§ WHAT THE TASK ASKS: Copy each line containing the word "pricing" from the records that follow, please.

>> Begin MATERIALS PROVIDED

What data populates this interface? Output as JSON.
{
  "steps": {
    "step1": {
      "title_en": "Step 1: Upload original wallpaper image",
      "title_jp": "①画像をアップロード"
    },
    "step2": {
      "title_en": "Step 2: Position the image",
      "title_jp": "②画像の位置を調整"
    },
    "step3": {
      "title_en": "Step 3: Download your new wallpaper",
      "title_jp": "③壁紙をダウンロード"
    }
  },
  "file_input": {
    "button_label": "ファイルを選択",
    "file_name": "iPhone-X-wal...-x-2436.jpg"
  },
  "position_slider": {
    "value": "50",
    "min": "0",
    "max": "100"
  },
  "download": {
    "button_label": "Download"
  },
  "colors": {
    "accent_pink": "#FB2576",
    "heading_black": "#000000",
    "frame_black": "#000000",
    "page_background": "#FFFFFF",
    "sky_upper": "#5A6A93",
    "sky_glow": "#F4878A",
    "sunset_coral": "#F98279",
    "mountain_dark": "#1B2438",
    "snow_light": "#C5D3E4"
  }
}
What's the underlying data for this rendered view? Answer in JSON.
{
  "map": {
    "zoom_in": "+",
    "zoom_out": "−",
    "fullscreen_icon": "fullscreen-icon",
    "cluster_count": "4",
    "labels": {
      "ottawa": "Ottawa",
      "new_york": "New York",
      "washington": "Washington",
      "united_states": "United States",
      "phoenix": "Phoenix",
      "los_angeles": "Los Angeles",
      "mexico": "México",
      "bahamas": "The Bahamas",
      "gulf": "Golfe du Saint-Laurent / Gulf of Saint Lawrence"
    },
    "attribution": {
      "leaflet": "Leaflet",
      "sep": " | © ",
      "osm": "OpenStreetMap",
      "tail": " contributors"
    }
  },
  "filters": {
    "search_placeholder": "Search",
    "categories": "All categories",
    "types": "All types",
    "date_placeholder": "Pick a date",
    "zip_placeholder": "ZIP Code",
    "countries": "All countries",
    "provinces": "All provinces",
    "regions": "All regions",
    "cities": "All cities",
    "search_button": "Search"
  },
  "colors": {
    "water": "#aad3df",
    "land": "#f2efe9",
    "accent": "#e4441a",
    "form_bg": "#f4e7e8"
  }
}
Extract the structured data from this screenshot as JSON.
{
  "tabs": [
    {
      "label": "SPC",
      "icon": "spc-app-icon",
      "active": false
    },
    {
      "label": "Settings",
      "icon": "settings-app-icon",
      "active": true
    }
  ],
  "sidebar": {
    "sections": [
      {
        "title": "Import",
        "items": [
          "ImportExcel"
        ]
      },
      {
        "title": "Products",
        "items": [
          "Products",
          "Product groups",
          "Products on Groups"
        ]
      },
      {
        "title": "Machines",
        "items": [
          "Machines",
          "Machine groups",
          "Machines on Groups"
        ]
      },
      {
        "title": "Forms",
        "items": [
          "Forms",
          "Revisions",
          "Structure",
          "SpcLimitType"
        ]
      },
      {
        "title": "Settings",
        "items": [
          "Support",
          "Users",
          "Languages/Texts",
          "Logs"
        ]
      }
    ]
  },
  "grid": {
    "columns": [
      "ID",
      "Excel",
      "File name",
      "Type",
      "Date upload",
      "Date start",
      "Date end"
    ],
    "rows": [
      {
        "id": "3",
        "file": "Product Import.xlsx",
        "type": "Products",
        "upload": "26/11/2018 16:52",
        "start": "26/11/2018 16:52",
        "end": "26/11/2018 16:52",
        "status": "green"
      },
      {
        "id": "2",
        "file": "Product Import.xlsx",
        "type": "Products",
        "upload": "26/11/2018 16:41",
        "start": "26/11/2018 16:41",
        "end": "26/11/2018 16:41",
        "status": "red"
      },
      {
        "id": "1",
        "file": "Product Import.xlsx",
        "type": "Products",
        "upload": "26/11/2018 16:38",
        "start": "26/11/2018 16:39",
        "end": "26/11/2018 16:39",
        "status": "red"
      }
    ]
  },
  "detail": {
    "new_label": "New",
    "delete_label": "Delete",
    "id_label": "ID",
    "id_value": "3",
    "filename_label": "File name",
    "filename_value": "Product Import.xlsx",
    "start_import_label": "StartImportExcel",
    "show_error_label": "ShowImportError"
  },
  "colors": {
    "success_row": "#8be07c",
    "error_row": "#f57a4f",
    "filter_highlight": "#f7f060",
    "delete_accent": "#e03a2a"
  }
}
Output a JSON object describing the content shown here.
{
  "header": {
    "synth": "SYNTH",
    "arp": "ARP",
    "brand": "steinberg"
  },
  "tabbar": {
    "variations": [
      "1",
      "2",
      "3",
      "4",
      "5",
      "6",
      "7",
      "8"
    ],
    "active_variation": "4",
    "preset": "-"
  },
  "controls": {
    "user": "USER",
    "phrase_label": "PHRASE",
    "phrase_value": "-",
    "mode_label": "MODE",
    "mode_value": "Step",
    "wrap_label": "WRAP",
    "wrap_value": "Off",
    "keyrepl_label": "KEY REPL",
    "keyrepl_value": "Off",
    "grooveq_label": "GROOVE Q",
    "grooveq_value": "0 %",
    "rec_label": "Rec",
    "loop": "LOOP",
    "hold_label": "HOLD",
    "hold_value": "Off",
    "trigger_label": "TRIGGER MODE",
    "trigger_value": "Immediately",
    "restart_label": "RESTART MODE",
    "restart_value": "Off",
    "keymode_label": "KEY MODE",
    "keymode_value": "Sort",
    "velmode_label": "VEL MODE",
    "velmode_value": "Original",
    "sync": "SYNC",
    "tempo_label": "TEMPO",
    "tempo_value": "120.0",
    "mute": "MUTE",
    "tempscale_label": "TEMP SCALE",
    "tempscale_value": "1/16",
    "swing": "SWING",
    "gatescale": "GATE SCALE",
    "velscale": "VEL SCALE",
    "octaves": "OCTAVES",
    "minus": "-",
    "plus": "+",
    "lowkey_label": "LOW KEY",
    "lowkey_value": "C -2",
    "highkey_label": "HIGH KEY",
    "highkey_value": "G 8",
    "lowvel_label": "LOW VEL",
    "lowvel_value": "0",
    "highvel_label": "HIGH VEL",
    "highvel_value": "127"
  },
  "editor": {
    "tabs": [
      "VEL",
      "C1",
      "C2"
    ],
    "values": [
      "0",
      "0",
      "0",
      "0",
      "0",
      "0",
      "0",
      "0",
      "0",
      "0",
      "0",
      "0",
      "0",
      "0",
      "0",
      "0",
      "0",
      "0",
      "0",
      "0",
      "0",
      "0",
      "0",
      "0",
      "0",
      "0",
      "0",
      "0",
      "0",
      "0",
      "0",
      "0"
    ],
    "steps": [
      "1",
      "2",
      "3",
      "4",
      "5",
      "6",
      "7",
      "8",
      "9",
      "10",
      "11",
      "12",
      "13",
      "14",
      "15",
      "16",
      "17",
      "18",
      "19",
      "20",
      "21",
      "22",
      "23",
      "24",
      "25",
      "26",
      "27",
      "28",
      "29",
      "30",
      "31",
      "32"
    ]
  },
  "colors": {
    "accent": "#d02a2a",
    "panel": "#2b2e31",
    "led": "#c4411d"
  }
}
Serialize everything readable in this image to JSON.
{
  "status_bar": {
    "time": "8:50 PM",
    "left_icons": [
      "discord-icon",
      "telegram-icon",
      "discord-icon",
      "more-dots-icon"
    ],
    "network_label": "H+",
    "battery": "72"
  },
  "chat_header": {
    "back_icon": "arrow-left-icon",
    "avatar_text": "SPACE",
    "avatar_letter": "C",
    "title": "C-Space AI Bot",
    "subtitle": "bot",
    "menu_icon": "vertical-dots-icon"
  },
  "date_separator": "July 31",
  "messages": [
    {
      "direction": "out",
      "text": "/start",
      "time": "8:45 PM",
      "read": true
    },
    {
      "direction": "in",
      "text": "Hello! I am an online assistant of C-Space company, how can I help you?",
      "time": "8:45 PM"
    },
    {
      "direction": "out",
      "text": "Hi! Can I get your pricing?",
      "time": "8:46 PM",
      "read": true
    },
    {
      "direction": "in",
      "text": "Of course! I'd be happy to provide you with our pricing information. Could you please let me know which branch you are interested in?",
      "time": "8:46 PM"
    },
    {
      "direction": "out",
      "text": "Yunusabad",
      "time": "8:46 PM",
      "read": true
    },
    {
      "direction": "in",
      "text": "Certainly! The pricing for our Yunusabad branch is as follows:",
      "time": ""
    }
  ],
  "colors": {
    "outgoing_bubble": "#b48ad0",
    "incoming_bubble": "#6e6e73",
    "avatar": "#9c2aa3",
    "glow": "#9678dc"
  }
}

>> End MATERIALS PROVIDED

§ SOLUTION:
      "text": "Hi! Can I get your pricing?",
      "text": "Of course! I'd be happy to provide you with our pricing information. Could you please let me know which branch you are interested in?",
      "text": "Certainly! The pricing for our Yunusabad branch is as follows:",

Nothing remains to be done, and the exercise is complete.